Omit every picture and write out the rest of the records exactly.

==== THE RECORDS

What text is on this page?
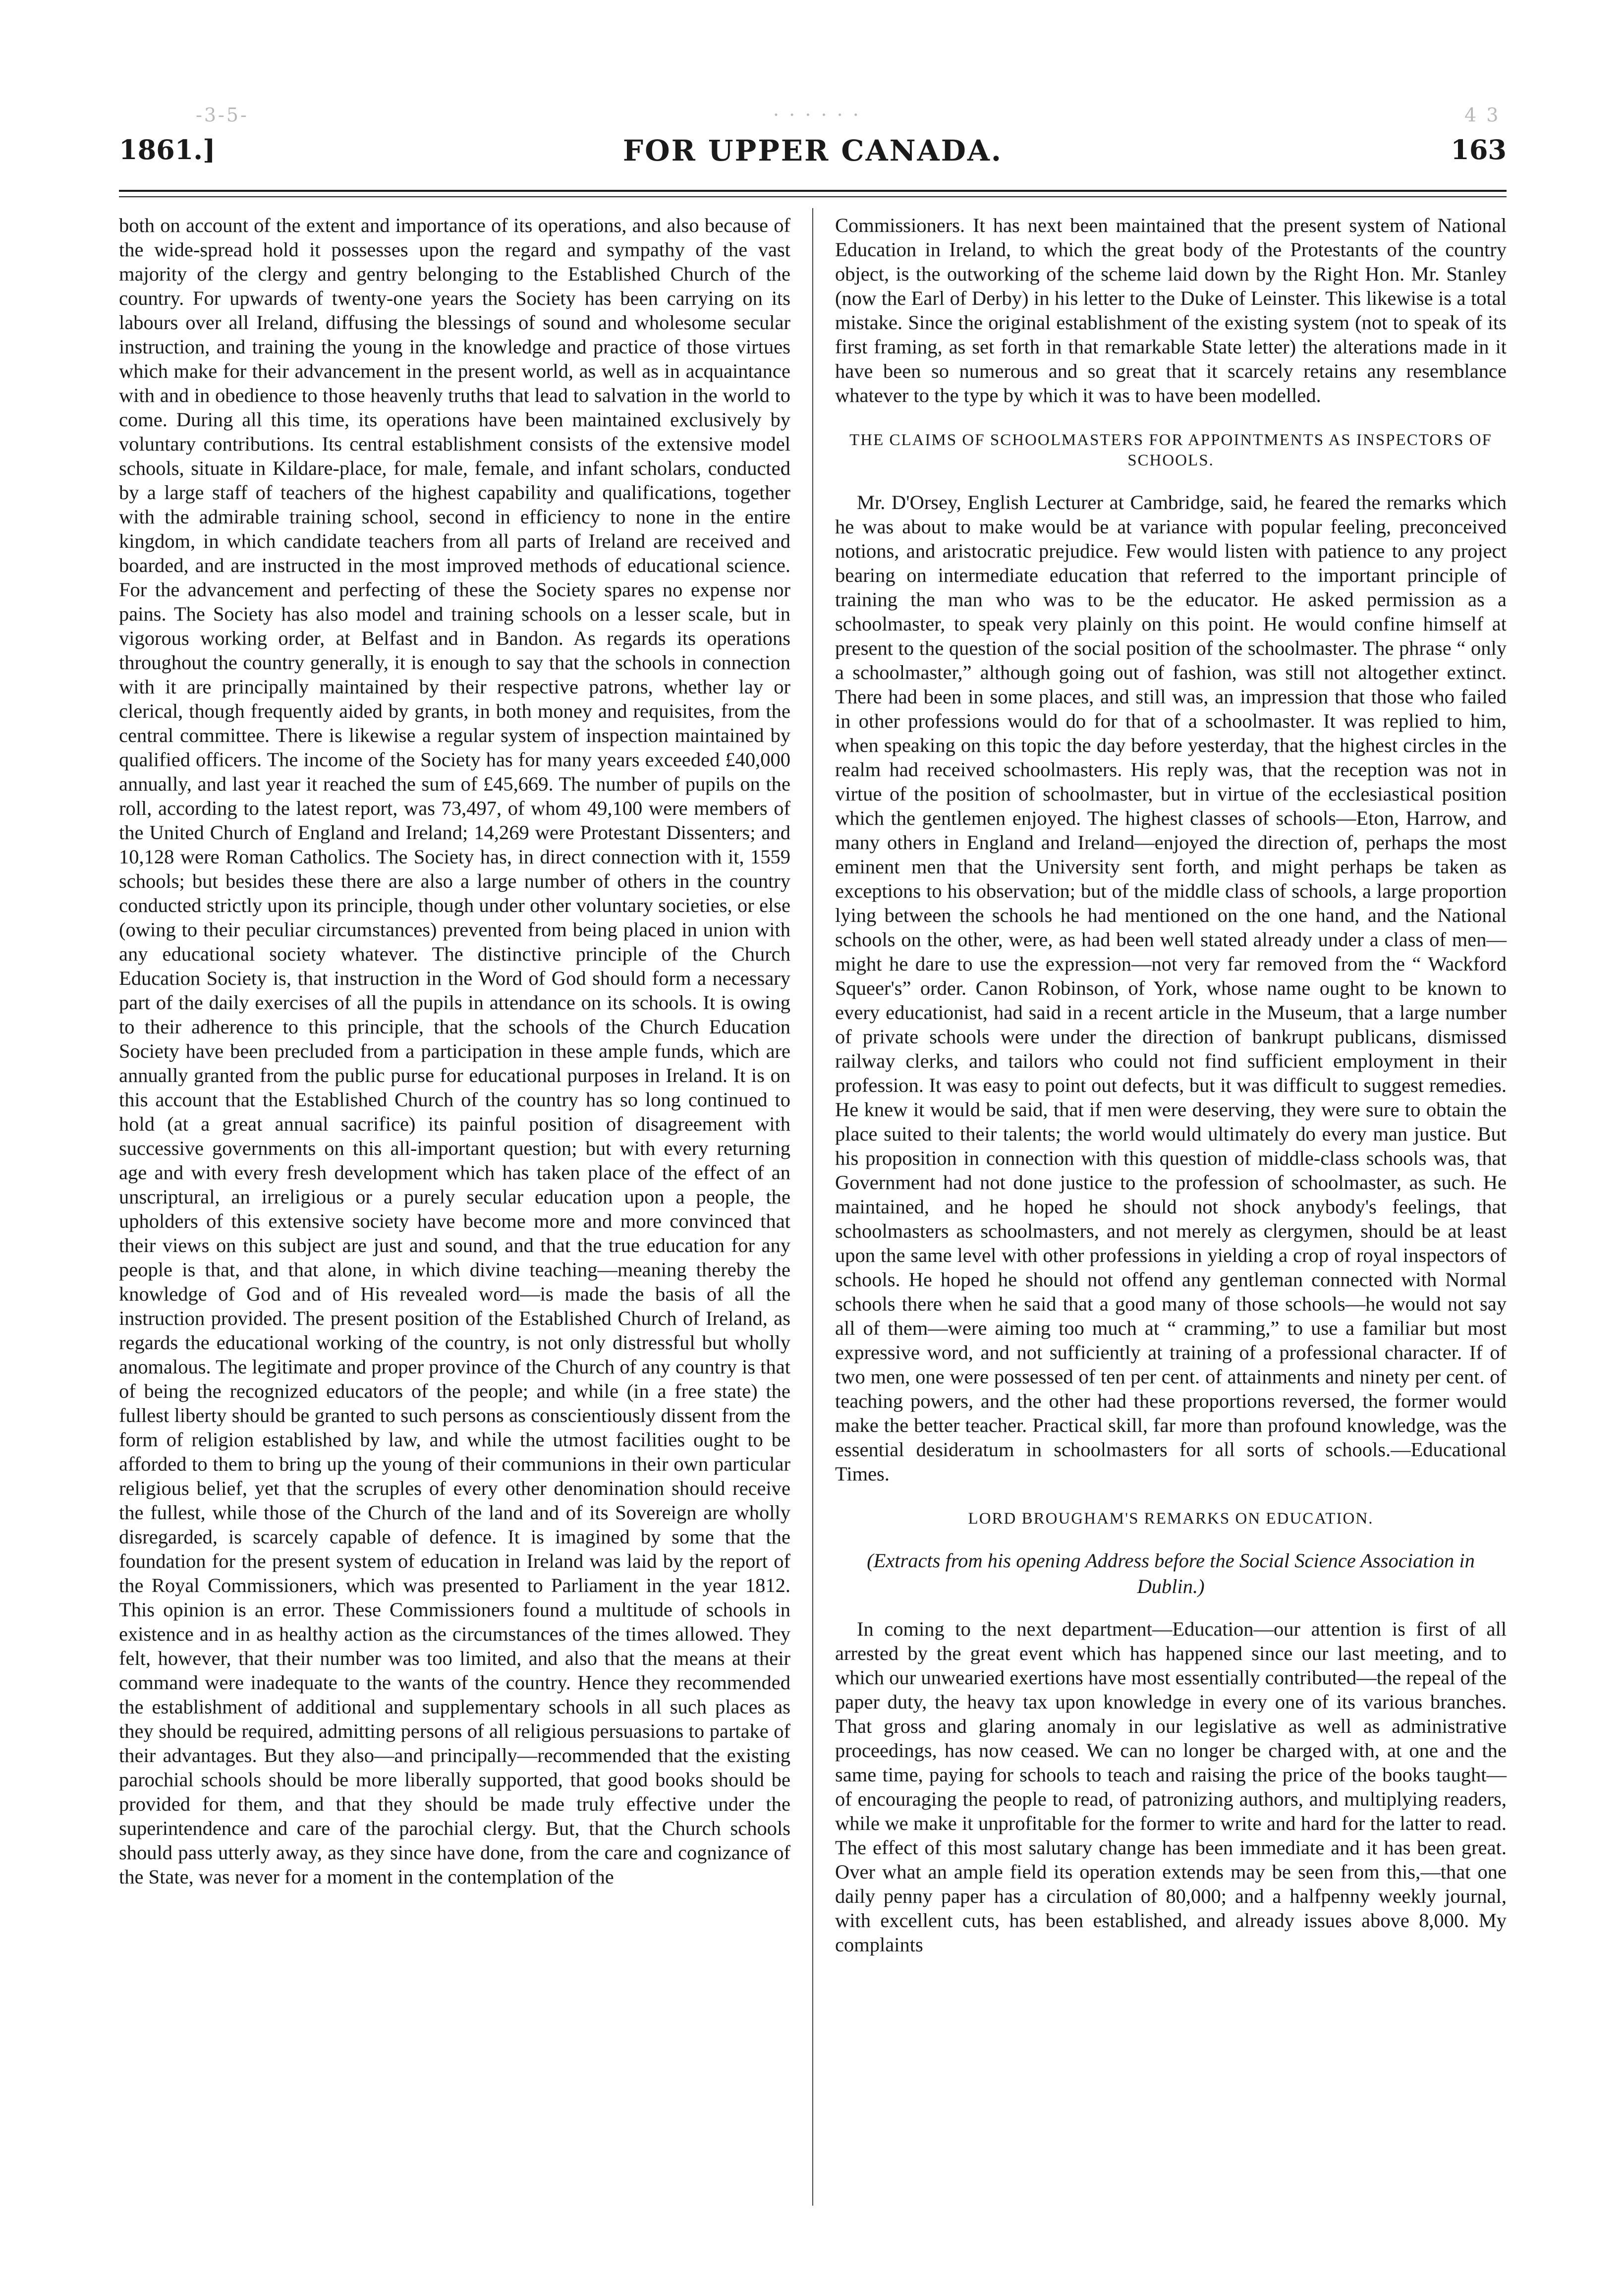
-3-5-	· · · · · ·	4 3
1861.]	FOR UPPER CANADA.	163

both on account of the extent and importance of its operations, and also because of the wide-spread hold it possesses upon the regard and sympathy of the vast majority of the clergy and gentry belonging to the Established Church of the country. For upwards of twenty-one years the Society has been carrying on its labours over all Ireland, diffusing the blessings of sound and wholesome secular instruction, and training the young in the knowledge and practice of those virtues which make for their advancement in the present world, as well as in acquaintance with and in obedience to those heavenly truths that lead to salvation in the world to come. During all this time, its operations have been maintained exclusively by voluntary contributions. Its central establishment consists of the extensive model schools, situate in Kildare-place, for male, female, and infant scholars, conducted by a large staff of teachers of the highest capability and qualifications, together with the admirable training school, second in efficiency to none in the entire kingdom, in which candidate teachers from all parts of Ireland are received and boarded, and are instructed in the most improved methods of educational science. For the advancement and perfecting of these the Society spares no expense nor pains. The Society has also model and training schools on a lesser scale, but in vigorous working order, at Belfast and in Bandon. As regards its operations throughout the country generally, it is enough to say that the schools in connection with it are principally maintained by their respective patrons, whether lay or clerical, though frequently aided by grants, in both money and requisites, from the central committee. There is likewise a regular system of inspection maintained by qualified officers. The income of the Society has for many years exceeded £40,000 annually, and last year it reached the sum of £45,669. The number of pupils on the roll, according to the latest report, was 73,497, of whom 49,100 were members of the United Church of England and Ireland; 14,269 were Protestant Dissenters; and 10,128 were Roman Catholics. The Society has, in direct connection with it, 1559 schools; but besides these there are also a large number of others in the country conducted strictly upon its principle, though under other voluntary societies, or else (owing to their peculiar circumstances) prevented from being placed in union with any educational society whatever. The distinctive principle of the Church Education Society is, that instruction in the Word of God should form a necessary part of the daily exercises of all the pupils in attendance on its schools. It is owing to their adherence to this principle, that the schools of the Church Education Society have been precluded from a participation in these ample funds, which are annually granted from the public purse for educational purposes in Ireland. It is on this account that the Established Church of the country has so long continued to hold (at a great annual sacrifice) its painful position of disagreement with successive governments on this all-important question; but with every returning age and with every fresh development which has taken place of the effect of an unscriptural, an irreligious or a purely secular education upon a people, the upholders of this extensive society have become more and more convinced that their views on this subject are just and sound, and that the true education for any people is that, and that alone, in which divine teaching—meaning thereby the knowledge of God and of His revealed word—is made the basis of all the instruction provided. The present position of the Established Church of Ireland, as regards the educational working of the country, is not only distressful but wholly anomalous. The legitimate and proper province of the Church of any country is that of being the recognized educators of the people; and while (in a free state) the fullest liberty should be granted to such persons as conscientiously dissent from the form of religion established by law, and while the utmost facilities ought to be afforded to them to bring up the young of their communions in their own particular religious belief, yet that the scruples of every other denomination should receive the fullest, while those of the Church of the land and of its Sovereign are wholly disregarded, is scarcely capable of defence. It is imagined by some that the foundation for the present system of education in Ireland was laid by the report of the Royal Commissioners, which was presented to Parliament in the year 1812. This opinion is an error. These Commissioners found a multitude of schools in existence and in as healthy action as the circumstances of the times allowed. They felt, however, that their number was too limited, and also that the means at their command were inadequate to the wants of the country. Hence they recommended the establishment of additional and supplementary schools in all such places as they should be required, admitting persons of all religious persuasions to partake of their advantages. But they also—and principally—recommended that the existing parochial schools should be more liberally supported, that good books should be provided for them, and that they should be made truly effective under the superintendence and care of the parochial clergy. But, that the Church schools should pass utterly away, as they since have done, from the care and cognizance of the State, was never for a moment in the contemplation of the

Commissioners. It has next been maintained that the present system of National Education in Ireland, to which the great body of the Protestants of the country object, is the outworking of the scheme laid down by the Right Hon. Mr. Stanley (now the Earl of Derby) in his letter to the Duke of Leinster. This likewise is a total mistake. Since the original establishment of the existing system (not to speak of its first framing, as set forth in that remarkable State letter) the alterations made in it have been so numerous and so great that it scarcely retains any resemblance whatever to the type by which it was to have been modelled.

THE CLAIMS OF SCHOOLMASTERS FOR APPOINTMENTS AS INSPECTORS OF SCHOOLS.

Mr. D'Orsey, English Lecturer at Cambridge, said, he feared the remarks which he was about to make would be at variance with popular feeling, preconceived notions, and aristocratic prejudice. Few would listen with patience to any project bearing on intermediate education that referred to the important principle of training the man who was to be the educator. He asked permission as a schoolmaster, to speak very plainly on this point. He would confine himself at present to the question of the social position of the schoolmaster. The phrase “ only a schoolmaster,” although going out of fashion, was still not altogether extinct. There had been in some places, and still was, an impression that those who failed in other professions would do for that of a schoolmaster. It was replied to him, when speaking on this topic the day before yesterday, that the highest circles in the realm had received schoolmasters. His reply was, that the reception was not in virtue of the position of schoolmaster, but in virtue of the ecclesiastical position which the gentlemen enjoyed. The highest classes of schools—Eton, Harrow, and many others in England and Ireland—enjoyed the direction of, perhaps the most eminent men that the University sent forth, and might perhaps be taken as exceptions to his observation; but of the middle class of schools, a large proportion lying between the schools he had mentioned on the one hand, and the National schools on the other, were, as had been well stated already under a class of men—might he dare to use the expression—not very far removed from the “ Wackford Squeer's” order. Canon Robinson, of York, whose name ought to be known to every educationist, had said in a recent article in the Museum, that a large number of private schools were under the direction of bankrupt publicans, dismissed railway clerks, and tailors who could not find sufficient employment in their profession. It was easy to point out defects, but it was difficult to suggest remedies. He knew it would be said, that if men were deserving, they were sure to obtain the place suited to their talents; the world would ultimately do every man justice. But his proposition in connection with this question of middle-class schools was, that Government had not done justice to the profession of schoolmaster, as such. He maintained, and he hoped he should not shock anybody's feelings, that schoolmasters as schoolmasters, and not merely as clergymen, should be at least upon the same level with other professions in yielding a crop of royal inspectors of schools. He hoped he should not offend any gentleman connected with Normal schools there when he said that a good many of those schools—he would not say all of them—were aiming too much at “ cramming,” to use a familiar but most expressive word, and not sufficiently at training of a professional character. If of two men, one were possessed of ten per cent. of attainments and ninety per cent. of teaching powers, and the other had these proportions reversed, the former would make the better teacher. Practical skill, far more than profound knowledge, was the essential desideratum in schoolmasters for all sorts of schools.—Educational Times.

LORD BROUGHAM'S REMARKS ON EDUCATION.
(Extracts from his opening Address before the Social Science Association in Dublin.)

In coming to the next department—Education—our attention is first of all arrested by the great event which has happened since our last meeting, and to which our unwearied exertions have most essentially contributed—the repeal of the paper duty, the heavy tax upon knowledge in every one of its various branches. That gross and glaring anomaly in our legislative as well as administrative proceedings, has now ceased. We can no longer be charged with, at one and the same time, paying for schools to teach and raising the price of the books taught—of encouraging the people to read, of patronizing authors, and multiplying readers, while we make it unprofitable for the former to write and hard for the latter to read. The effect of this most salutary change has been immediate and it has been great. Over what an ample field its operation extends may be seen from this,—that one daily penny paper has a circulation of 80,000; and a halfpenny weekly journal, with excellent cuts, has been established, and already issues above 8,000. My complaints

========

[EXERCISE RESPONSE]
What text is on this page?
-3-5-	· · · · · ·	4 3
1861.]	FOR UPPER CANADA.	163

both on account of the extent and importance of its operations, and also because of the wide-spread hold it possesses upon the regard and sympathy of the vast majority of the clergy and gentry belonging to the Established Church of the country. For upwards of twenty-one years the Society has been carrying on its labours over all Ireland, diffusing the blessings of sound and wholesome secular instruction, and training the young in the knowledge and practice of those virtues which make for their advancement in the present world, as well as in acquaintance with and in obedience to those heavenly truths that lead to salvation in the world to come. During all this time, its operations have been maintained exclusively by voluntary contributions. Its central establishment consists of the extensive model schools, situate in Kildare-place, for male, female, and infant scholars, conducted by a large staff of teachers of the highest capability and qualifications, together with the admirable training school, second in efficiency to none in the entire kingdom, in which candidate teachers from all parts of Ireland are received and boarded, and are instructed in the most improved methods of educational science. For the advancement and perfecting of these the Society spares no expense nor pains. The Society has also model and training schools on a lesser scale, but in vigorous working order, at Belfast and in Bandon. As regards its operations throughout the country generally, it is enough to say that the schools in connection with it are principally maintained by their respective patrons, whether lay or clerical, though frequently aided by grants, in both money and requisites, from the central committee. There is likewise a regular system of inspection maintained by qualified officers. The income of the Society has for many years exceeded £40,000 annually, and last year it reached the sum of £45,669. The number of pupils on the roll, according to the latest report, was 73,497, of whom 49,100 were members of the United Church of England and Ireland; 14,269 were Protestant Dissenters; and 10,128 were Roman Catholics. The Society has, in direct connection with it, 1559 schools; but besides these there are also a large number of others in the country conducted strictly upon its principle, though under other voluntary societies, or else (owing to their peculiar circumstances) prevented from being placed in union with any educational society whatever. The distinctive principle of the Church Education Society is, that instruction in the Word of God should form a necessary part of the daily exercises of all the pupils in attendance on its schools. It is owing to their adherence to this principle, that the schools of the Church Education Society have been precluded from a participation in these ample funds, which are annually granted from the public purse for educational purposes in Ireland. It is on this account that the Established Church of the country has so long continued to hold (at a great annual sacrifice) its painful position of disagreement with successive governments on this all-important question; but with every returning age and with every fresh development which has taken place of the effect of an unscriptural, an irreligious or a purely secular education upon a people, the upholders of this extensive society have become more and more convinced that their views on this subject are just and sound, and that the true education for any people is that, and that alone, in which divine teaching—meaning thereby the knowledge of God and of His revealed word—is made the basis of all the instruction provided. The present position of the Established Church of Ireland, as regards the educational working of the country, is not only distressful but wholly anomalous. The legitimate and proper province of the Church of any country is that of being the recognized educators of the people; and while (in a free state) the fullest liberty should be granted to such persons as conscientiously dissent from the form of religion established by law, and while the utmost facilities ought to be afforded to them to bring up the young of their communions in their own particular religious belief, yet that the scruples of every other denomination should receive the fullest, while those of the Church of the land and of its Sovereign are wholly disregarded, is scarcely capable of defence. It is imagined by some that the foundation for the present system of education in Ireland was laid by the report of the Royal Commissioners, which was presented to Parliament in the year 1812. This opinion is an error. These Commissioners found a multitude of schools in existence and in as healthy action as the circumstances of the times allowed. They felt, however, that their number was too limited, and also that the means at their command were inadequate to the wants of the country. Hence they recommended the establishment of additional and supplementary schools in all such places as they should be required, admitting persons of all religious persuasions to partake of their advantages. But they also—and principally—recommended that the existing parochial schools should be more liberally supported, that good books should be provided for them, and that they should be made truly effective under the superintendence and care of the parochial clergy. But, that the Church schools should pass utterly away, as they since have done, from the care and cognizance of the State, was never for a moment in the contemplation of the

Commissioners. It has next been maintained that the present system of National Education in Ireland, to which the great body of the Protestants of the country object, is the outworking of the scheme laid down by the Right Hon. Mr. Stanley (now the Earl of Derby) in his letter to the Duke of Leinster. This likewise is a total mistake. Since the original establishment of the existing system (not to speak of its first framing, as set forth in that remarkable State letter) the alterations made in it have been so numerous and so great that it scarcely retains any resemblance whatever to the type by which it was to have been modelled.

THE CLAIMS OF SCHOOLMASTERS FOR APPOINTMENTS AS INSPECTORS OF SCHOOLS.

Mr. D'Orsey, English Lecturer at Cambridge, said, he feared the remarks which he was about to make would be at variance with popular feeling, preconceived notions, and aristocratic prejudice. Few would listen with patience to any project bearing on intermediate education that referred to the important principle of training the man who was to be the educator. He asked permission as a schoolmaster, to speak very plainly on this point. He would confine himself at present to the question of the social position of the schoolmaster. The phrase “ only a schoolmaster,” although going out of fashion, was still not altogether extinct. There had been in some places, and still was, an impression that those who failed in other professions would do for that of a schoolmaster. It was replied to him, when speaking on this topic the day before yesterday, that the highest circles in the realm had received schoolmasters. His reply was, that the reception was not in virtue of the position of schoolmaster, but in virtue of the ecclesiastical position which the gentlemen enjoyed. The highest classes of schools—Eton, Harrow, and many others in England and Ireland—enjoyed the direction of, perhaps the most eminent men that the University sent forth, and might perhaps be taken as exceptions to his observation; but of the middle class of schools, a large proportion lying between the schools he had mentioned on the one hand, and the National schools on the other, were, as had been well stated already under a class of men—might he dare to use the expression—not very far removed from the “ Wackford Squeer's” order. Canon Robinson, of York, whose name ought to be known to every educationist, had said in a recent article in the Museum, that a large number of private schools were under the direction of bankrupt publicans, dismissed railway clerks, and tailors who could not find sufficient employment in their profession. It was easy to point out defects, but it was difficult to suggest remedies. He knew it would be said, that if men were deserving, they were sure to obtain the place suited to their talents; the world would ultimately do every man justice. But his proposition in connection with this question of middle-class schools was, that Government had not done justice to the profession of schoolmaster, as such. He maintained, and he hoped he should not shock anybody's feelings, that schoolmasters as schoolmasters, and not merely as clergymen, should be at least upon the same level with other professions in yielding a crop of royal inspectors of schools. He hoped he should not offend any gentleman connected with Normal schools there when he said that a good many of those schools—he would not say all of them—were aiming too much at “ cramming,” to use a familiar but most expressive word, and not sufficiently at training of a professional character. If of two men, one were possessed of ten per cent. of attainments and ninety per cent. of teaching powers, and the other had these proportions reversed, the former would make the better teacher. Practical skill, far more than profound knowledge, was the essential desideratum in schoolmasters for all sorts of schools.—Educational Times.

LORD BROUGHAM'S REMARKS ON EDUCATION.
(Extracts from his opening Address before the Social Science Association in Dublin.)

In coming to the next department—Education—our attention is first of all arrested by the great event which has happened since our last meeting, and to which our unwearied exertions have most essentially contributed—the repeal of the paper duty, the heavy tax upon knowledge in every one of its various branches. That gross and glaring anomaly in our legislative as well as administrative proceedings, has now ceased. We can no longer be charged with, at one and the same time, paying for schools to teach and raising the price of the books taught—of encouraging the people to read, of patronizing authors, and multiplying readers, while we make it unprofitable for the former to write and hard for the latter to read. The effect of this most salutary change has been immediate and it has been great. Over what an ample field its operation extends may be seen from this,—that one daily penny paper has a circulation of 80,000; and a halfpenny weekly journal, with excellent cuts, has been established, and already issues above 8,000. My complaints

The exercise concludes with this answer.